# Input material start

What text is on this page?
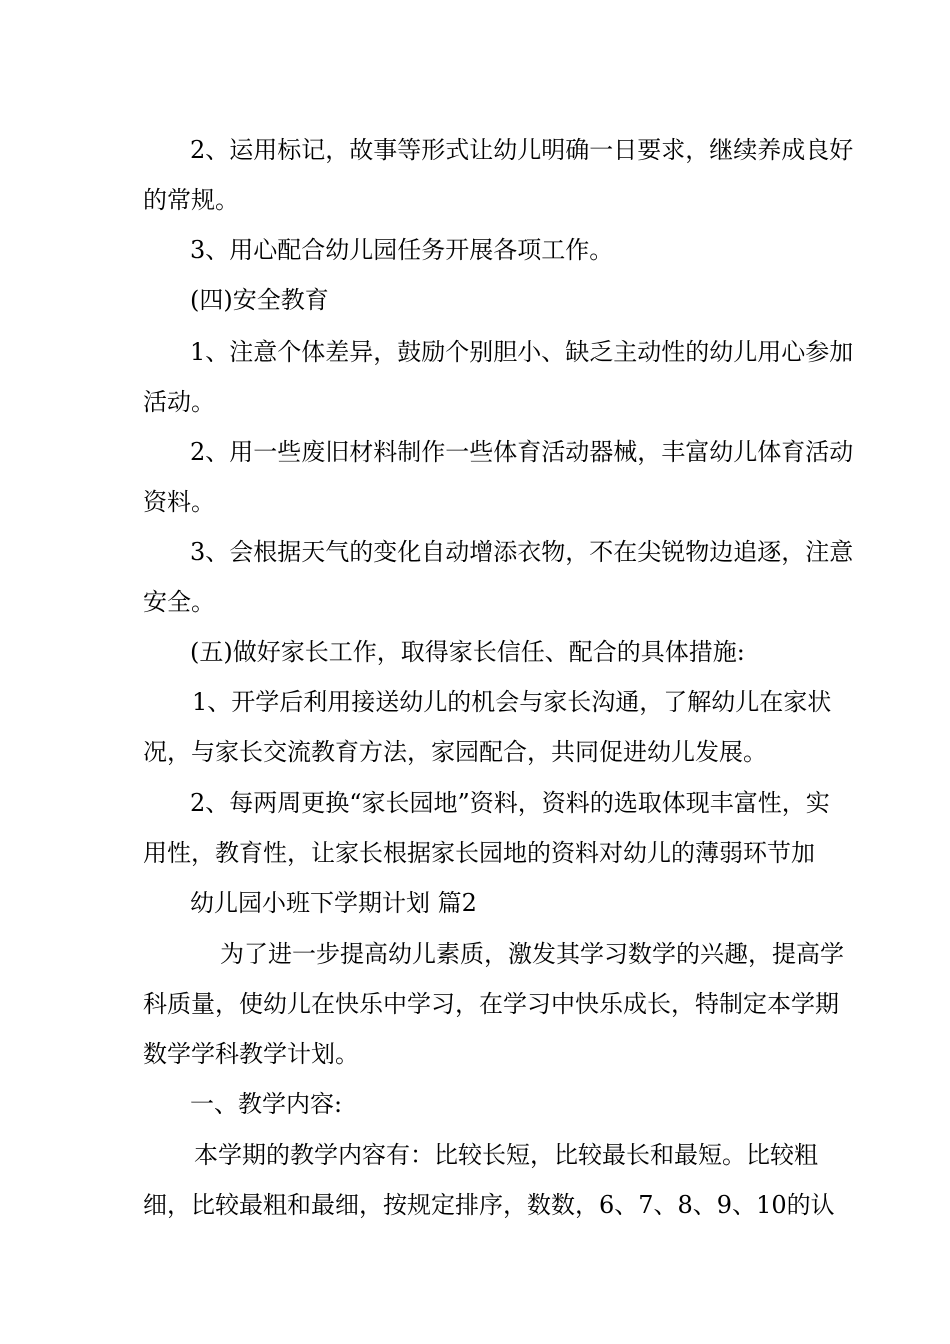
2、运用标记，故事等形式让幼儿明确一日要求，继续养成良好
的常规。
3、用心配合幼儿园任务开展各项工作。
(四)安全教育
1、注意个体差异，鼓励个别胆小、缺乏主动性的幼儿用心参加
活动。
2、用一些废旧材料制作一些体育活动器械，丰富幼儿体育活动
资料。
3、会根据天气的变化自动增添衣物，不在尖锐物边追逐，注意
安全。
(五)做好家长工作，取得家长信任、配合的具体措施:
1、开学后利用接送幼儿的机会与家长沟通，了解幼儿在家状
况，与家长交流教育方法，家园配合，共同促进幼儿发展。
2、每两周更换“家长园地”资料，资料的选取体现丰富性，实
用性，教育性，让家长根据家长园地的资料对幼儿的薄弱环节加
幼儿园小班下学期计划 篇2
为了进一步提高幼儿素质，激发其学习数学的兴趣，提高学
科质量，使幼儿在快乐中学习，在学习中快乐成长，特制定本学期
数学学科教学计划。
一、教学内容:
本学期的教学内容有：比较长短，比较最长和最短。比较粗
细，比较最粗和最细，按规定排序，数数，6、7、8、9、10的认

# Input material end

**What you have to do:**
Each record above is to be restated exactly, with its pictures removed from the copy.

**Correct answer:**
What text is on this page?
2、运用标记，故事等形式让幼儿明确一日要求，继续养成良好
的常规。
3、用心配合幼儿园任务开展各项工作。
(四)安全教育
1、注意个体差异，鼓励个别胆小、缺乏主动性的幼儿用心参加
活动。
2、用一些废旧材料制作一些体育活动器械，丰富幼儿体育活动
资料。
3、会根据天气的变化自动增添衣物，不在尖锐物边追逐，注意
安全。
(五)做好家长工作，取得家长信任、配合的具体措施:
1、开学后利用接送幼儿的机会与家长沟通，了解幼儿在家状
况，与家长交流教育方法，家园配合，共同促进幼儿发展。
2、每两周更换“家长园地”资料，资料的选取体现丰富性，实
用性，教育性，让家长根据家长园地的资料对幼儿的薄弱环节加
幼儿园小班下学期计划 篇2
为了进一步提高幼儿素质，激发其学习数学的兴趣，提高学
科质量，使幼儿在快乐中学习，在学习中快乐成长，特制定本学期
数学学科教学计划。
一、教学内容:
本学期的教学内容有：比较长短，比较最长和最短。比较粗
细，比较最粗和最细，按规定排序，数数，6、7、8、9、10的认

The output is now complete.